Extract each line where the string "effective" shows up.

** begin **

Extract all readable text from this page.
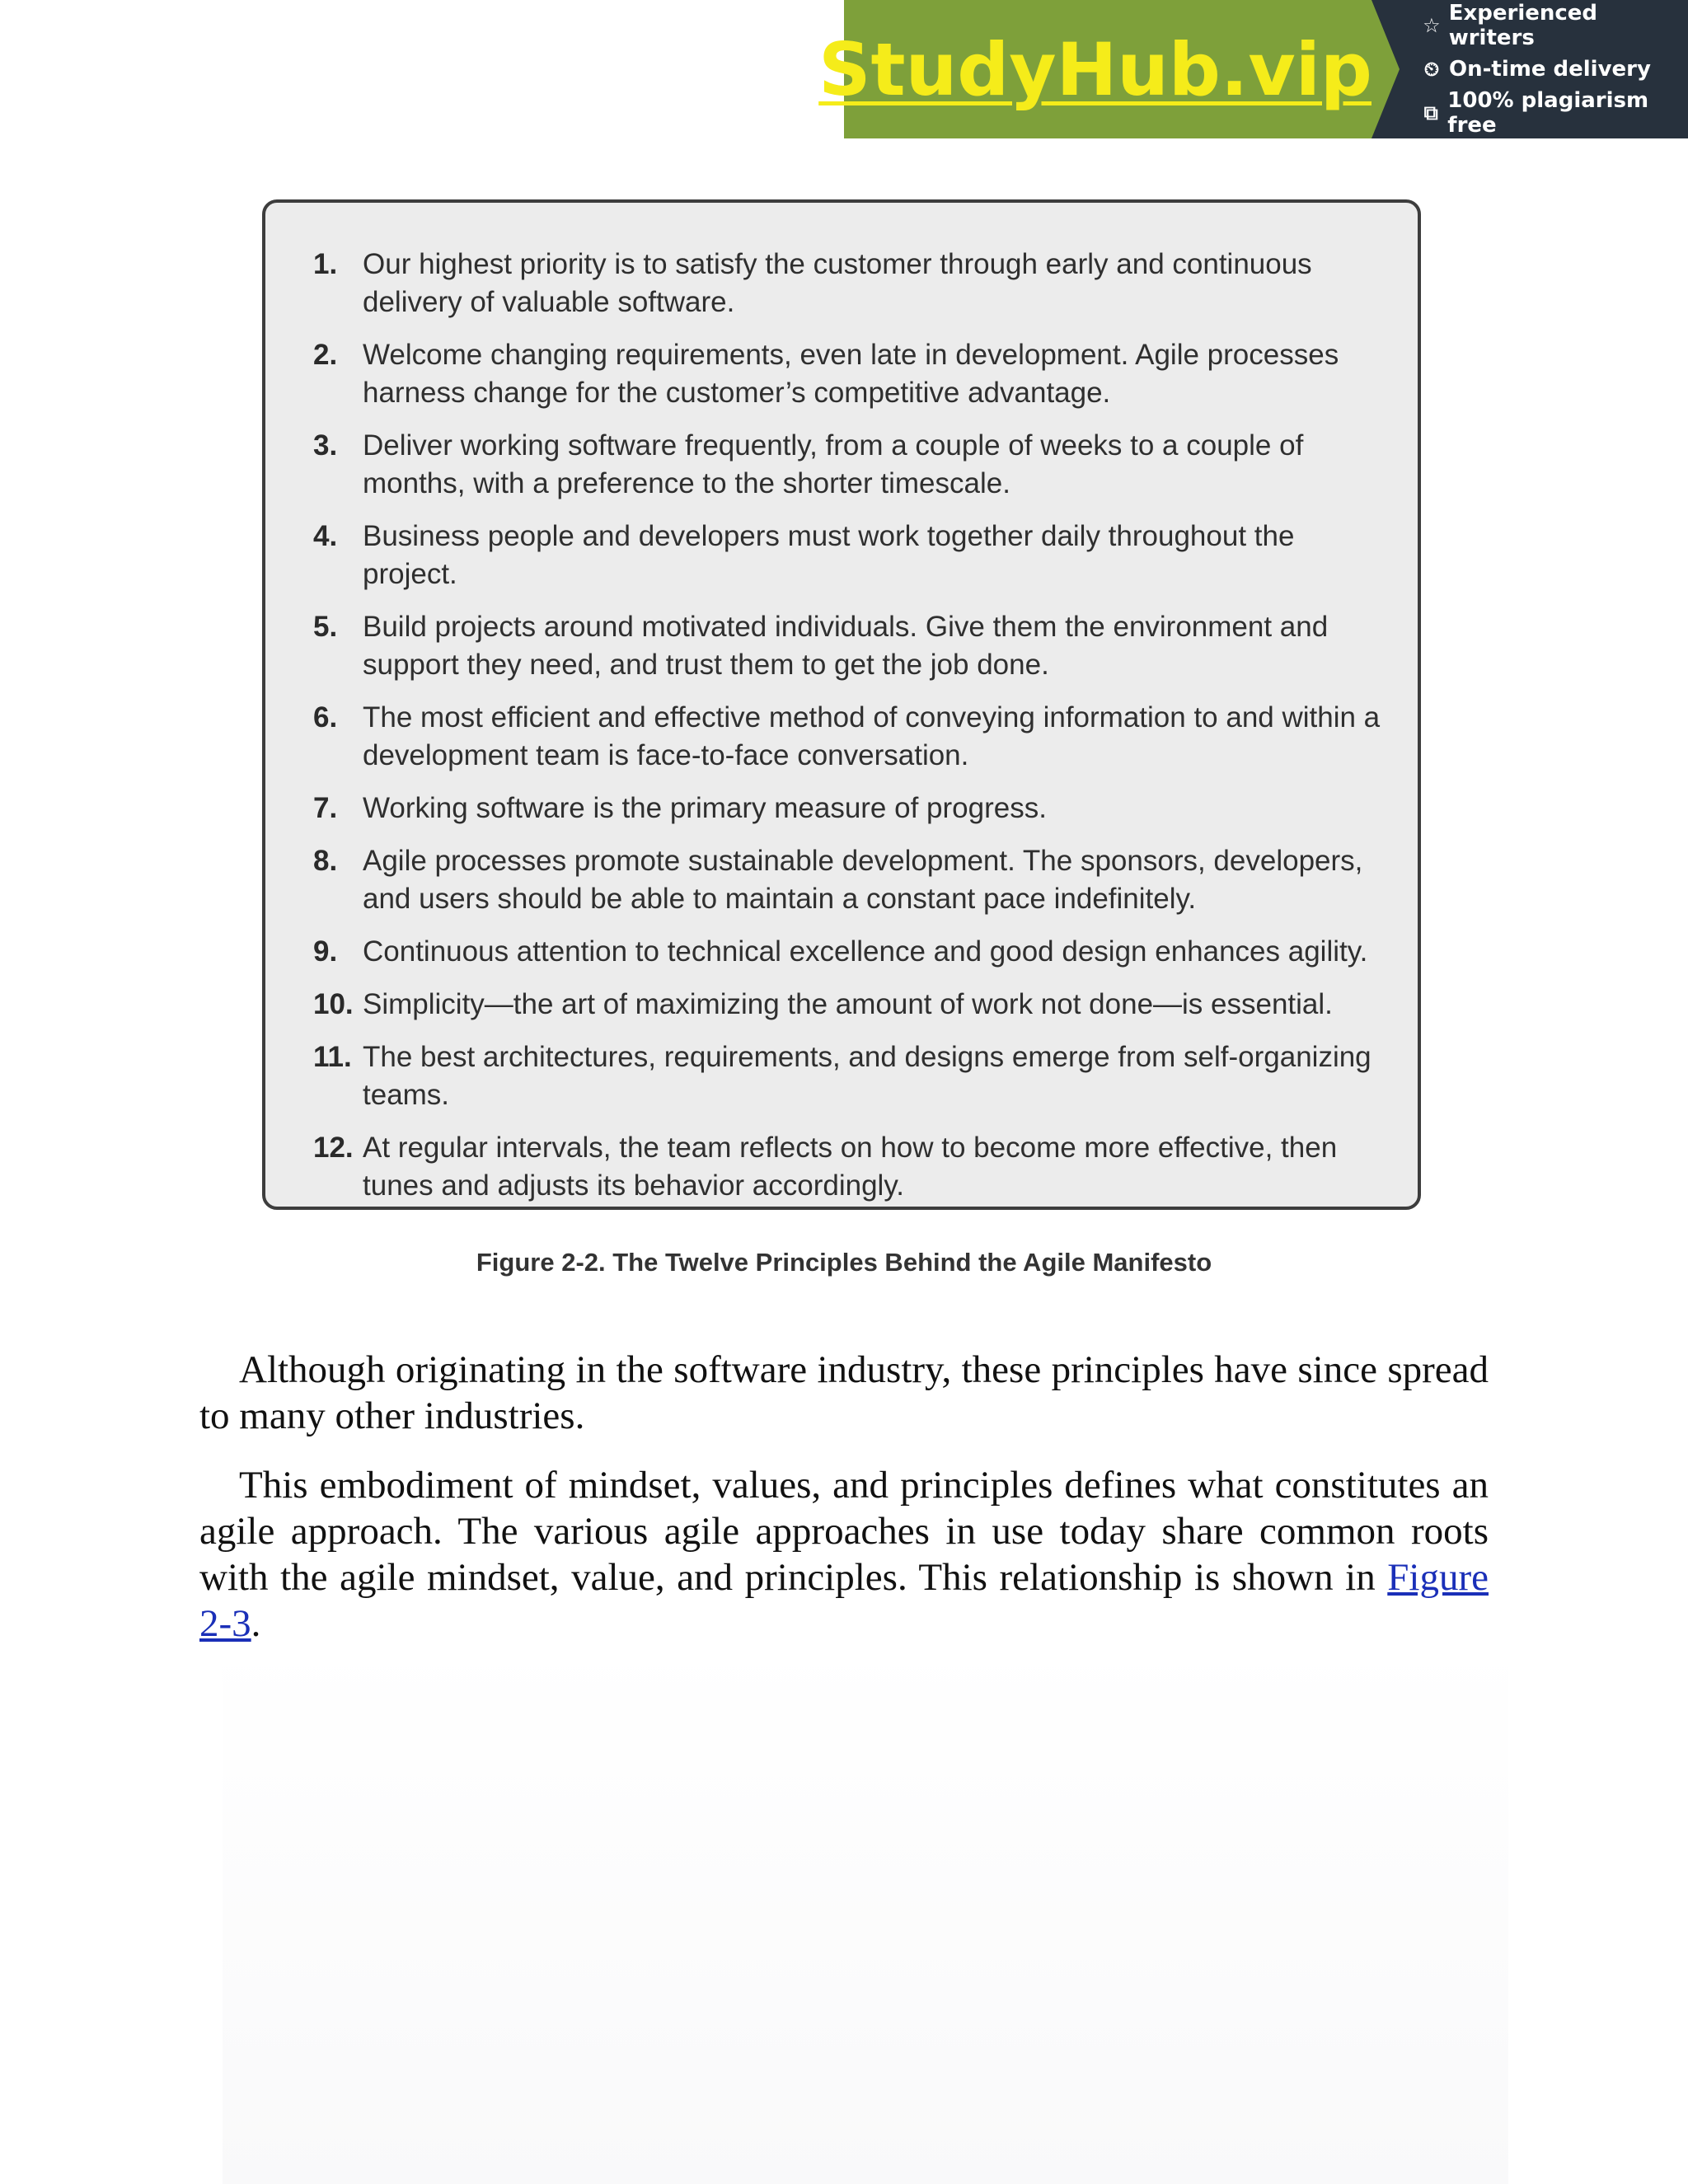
StudyHub.vip
☆ Experienced writers
⏲ On-time delivery
⧉ 100% plagiarism free
1. Our highest priority is to satisfy the customer through early and continuous delivery of valuable software.
2. Welcome changing requirements, even late in development. Agile processes harness change for the customer’s competitive advantage.
3. Deliver working software frequently, from a couple of weeks to a couple of months, with a preference to the shorter timescale.
4. Business people and developers must work together daily throughout the project.
5. Build projects around motivated individuals. Give them the environment and support they need, and trust them to get the job done.
6. The most efficient and effective method of conveying information to and within a development team is face-to-face conversation.
7. Working software is the primary measure of progress.
8. Agile processes promote sustainable development. The sponsors, developers, and users should be able to maintain a constant pace indefinitely.
9. Continuous attention to technical excellence and good design enhances agility.
10. Simplicity—the art of maximizing the amount of work not done—is essential.
11. The best architectures, requirements, and designs emerge from self-organizing teams.
12. At regular intervals, the team reflects on how to become more effective, then tunes and adjusts its behavior accordingly.
Figure 2-2. The Twelve Principles Behind the Agile Manifesto

Although originating in the software industry, these principles have since spread to many other industries.

This embodiment of mindset, values, and principles defines what constitutes an agile approach. The various agile approaches in use today share common roots with the agile mindset, value, and principles. This relationship is shown in Figure 2-3.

** end **

Correct answer:
6. The most efficient and effective method of conveying information to and within a development team is face-to-face conversation.
12. At regular intervals, the team reflects on how to become more effective, then tunes and adjusts its behavior accordingly.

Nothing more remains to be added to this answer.